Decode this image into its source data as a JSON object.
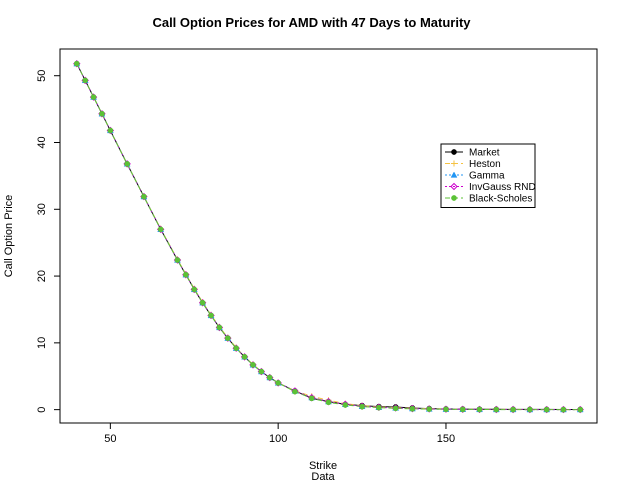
{
  "chart_data": {
    "type": "line",
    "title": "Call Option Prices for AMD with 47 Days to Maturity",
    "xlabel": "Strike",
    "xlabel2": "Data",
    "ylabel": "Call Option Price",
    "xlim": [
      35,
      195
    ],
    "ylim": [
      -2,
      54
    ],
    "xticks": [
      50,
      100,
      150
    ],
    "yticks": [
      0,
      10,
      20,
      30,
      40,
      50
    ],
    "legend_position": "right",
    "x": [
      40,
      42.5,
      45,
      47.5,
      50,
      55,
      60,
      65,
      70,
      72.5,
      75,
      77.5,
      80,
      82.5,
      85,
      87.5,
      90,
      92.5,
      95,
      97.5,
      100,
      105,
      110,
      115,
      120,
      125,
      130,
      135,
      140,
      145,
      150,
      155,
      160,
      165,
      170,
      175,
      180,
      185,
      190
    ],
    "series": [
      {
        "name": "Market",
        "color": "#000000",
        "marker": "circle",
        "line": "solid",
        "values": [
          51.8,
          49.3,
          46.8,
          44.3,
          41.8,
          36.8,
          31.9,
          27.0,
          22.4,
          20.2,
          18.0,
          16.0,
          14.1,
          12.3,
          10.7,
          9.2,
          7.9,
          6.7,
          5.7,
          4.8,
          4.0,
          2.8,
          1.7,
          1.2,
          0.8,
          0.6,
          0.45,
          0.4,
          0.25,
          0.15,
          0.1,
          0.08,
          0.06,
          0.05,
          0.04,
          0.03,
          0.03,
          0.02,
          0.02
        ]
      },
      {
        "name": "Heston",
        "color": "#f5c242",
        "marker": "plus",
        "line": "dashed",
        "values": [
          51.8,
          49.3,
          46.8,
          44.3,
          41.8,
          36.8,
          31.9,
          27.1,
          22.5,
          20.3,
          18.1,
          16.1,
          14.2,
          12.4,
          10.8,
          9.3,
          7.9,
          6.8,
          5.7,
          4.8,
          4.0,
          2.8,
          2.0,
          1.4,
          0.9,
          0.6,
          0.4,
          0.3,
          0.2,
          0.15,
          0.1,
          0.07,
          0.05,
          0.04,
          0.03,
          0.02,
          0.02,
          0.01,
          0.01
        ]
      },
      {
        "name": "Gamma",
        "color": "#2196f3",
        "marker": "triangle",
        "line": "dotted",
        "values": [
          51.8,
          49.3,
          46.8,
          44.3,
          41.8,
          36.8,
          31.9,
          27.0,
          22.4,
          20.2,
          18.0,
          16.0,
          14.1,
          12.3,
          10.7,
          9.2,
          7.9,
          6.7,
          5.7,
          4.8,
          4.0,
          2.8,
          1.8,
          1.2,
          0.8,
          0.5,
          0.35,
          0.25,
          0.15,
          0.1,
          0.07,
          0.05,
          0.03,
          0.02,
          0.02,
          0.01,
          0.01,
          0.01,
          0.01
        ]
      },
      {
        "name": "InvGauss RND",
        "color": "#cc00cc",
        "marker": "diamond",
        "line": "dotted",
        "values": [
          51.8,
          49.3,
          46.8,
          44.3,
          41.8,
          36.8,
          31.9,
          27.0,
          22.4,
          20.2,
          18.0,
          16.0,
          14.1,
          12.3,
          10.7,
          9.2,
          7.9,
          6.7,
          5.7,
          4.8,
          4.0,
          2.8,
          1.8,
          1.2,
          0.8,
          0.5,
          0.35,
          0.25,
          0.15,
          0.1,
          0.07,
          0.05,
          0.03,
          0.02,
          0.02,
          0.01,
          0.01,
          0.01,
          0.01
        ]
      },
      {
        "name": "Black-Scholes",
        "color": "#5bc236",
        "marker": "circle",
        "line": "dashed",
        "values": [
          51.8,
          49.3,
          46.8,
          44.3,
          41.8,
          36.8,
          31.9,
          27.0,
          22.4,
          20.2,
          18.0,
          16.0,
          14.1,
          12.3,
          10.7,
          9.2,
          7.9,
          6.7,
          5.7,
          4.8,
          4.0,
          2.7,
          1.7,
          1.1,
          0.7,
          0.45,
          0.3,
          0.2,
          0.12,
          0.08,
          0.05,
          0.03,
          0.02,
          0.01,
          0.01,
          0.01,
          0.0,
          0.0,
          0.0
        ]
      }
    ]
  }
}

### What is asked:
Copy the listing exactly. Any image in it stays out of the copy.

### Result of the task:
Decode this image into its source data as a JSON object.
{
  "chart_data": {
    "type": "line",
    "title": "Call Option Prices for AMD with 47 Days to Maturity",
    "xlabel": "Strike",
    "xlabel2": "Data",
    "ylabel": "Call Option Price",
    "xlim": [
      35,
      195
    ],
    "ylim": [
      -2,
      54
    ],
    "xticks": [
      50,
      100,
      150
    ],
    "yticks": [
      0,
      10,
      20,
      30,
      40,
      50
    ],
    "legend_position": "right",
    "x": [
      40,
      42.5,
      45,
      47.5,
      50,
      55,
      60,
      65,
      70,
      72.5,
      75,
      77.5,
      80,
      82.5,
      85,
      87.5,
      90,
      92.5,
      95,
      97.5,
      100,
      105,
      110,
      115,
      120,
      125,
      130,
      135,
      140,
      145,
      150,
      155,
      160,
      165,
      170,
      175,
      180,
      185,
      190
    ],
    "series": [
      {
        "name": "Market",
        "color": "#000000",
        "marker": "circle",
        "line": "solid",
        "values": [
          51.8,
          49.3,
          46.8,
          44.3,
          41.8,
          36.8,
          31.9,
          27.0,
          22.4,
          20.2,
          18.0,
          16.0,
          14.1,
          12.3,
          10.7,
          9.2,
          7.9,
          6.7,
          5.7,
          4.8,
          4.0,
          2.8,
          1.7,
          1.2,
          0.8,
          0.6,
          0.45,
          0.4,
          0.25,
          0.15,
          0.1,
          0.08,
          0.06,
          0.05,
          0.04,
          0.03,
          0.03,
          0.02,
          0.02
        ]
      },
      {
        "name": "Heston",
        "color": "#f5c242",
        "marker": "plus",
        "line": "dashed",
        "values": [
          51.8,
          49.3,
          46.8,
          44.3,
          41.8,
          36.8,
          31.9,
          27.1,
          22.5,
          20.3,
          18.1,
          16.1,
          14.2,
          12.4,
          10.8,
          9.3,
          7.9,
          6.8,
          5.7,
          4.8,
          4.0,
          2.8,
          2.0,
          1.4,
          0.9,
          0.6,
          0.4,
          0.3,
          0.2,
          0.15,
          0.1,
          0.07,
          0.05,
          0.04,
          0.03,
          0.02,
          0.02,
          0.01,
          0.01
        ]
      },
      {
        "name": "Gamma",
        "color": "#2196f3",
        "marker": "triangle",
        "line": "dotted",
        "values": [
          51.8,
          49.3,
          46.8,
          44.3,
          41.8,
          36.8,
          31.9,
          27.0,
          22.4,
          20.2,
          18.0,
          16.0,
          14.1,
          12.3,
          10.7,
          9.2,
          7.9,
          6.7,
          5.7,
          4.8,
          4.0,
          2.8,
          1.8,
          1.2,
          0.8,
          0.5,
          0.35,
          0.25,
          0.15,
          0.1,
          0.07,
          0.05,
          0.03,
          0.02,
          0.02,
          0.01,
          0.01,
          0.01,
          0.01
        ]
      },
      {
        "name": "InvGauss RND",
        "color": "#cc00cc",
        "marker": "diamond",
        "line": "dotted",
        "values": [
          51.8,
          49.3,
          46.8,
          44.3,
          41.8,
          36.8,
          31.9,
          27.0,
          22.4,
          20.2,
          18.0,
          16.0,
          14.1,
          12.3,
          10.7,
          9.2,
          7.9,
          6.7,
          5.7,
          4.8,
          4.0,
          2.8,
          1.8,
          1.2,
          0.8,
          0.5,
          0.35,
          0.25,
          0.15,
          0.1,
          0.07,
          0.05,
          0.03,
          0.02,
          0.02,
          0.01,
          0.01,
          0.01,
          0.01
        ]
      },
      {
        "name": "Black-Scholes",
        "color": "#5bc236",
        "marker": "circle",
        "line": "dashed",
        "values": [
          51.8,
          49.3,
          46.8,
          44.3,
          41.8,
          36.8,
          31.9,
          27.0,
          22.4,
          20.2,
          18.0,
          16.0,
          14.1,
          12.3,
          10.7,
          9.2,
          7.9,
          6.7,
          5.7,
          4.8,
          4.0,
          2.7,
          1.7,
          1.1,
          0.7,
          0.45,
          0.3,
          0.2,
          0.12,
          0.08,
          0.05,
          0.03,
          0.02,
          0.01,
          0.01,
          0.01,
          0.0,
          0.0,
          0.0
        ]
      }
    ]
  }
}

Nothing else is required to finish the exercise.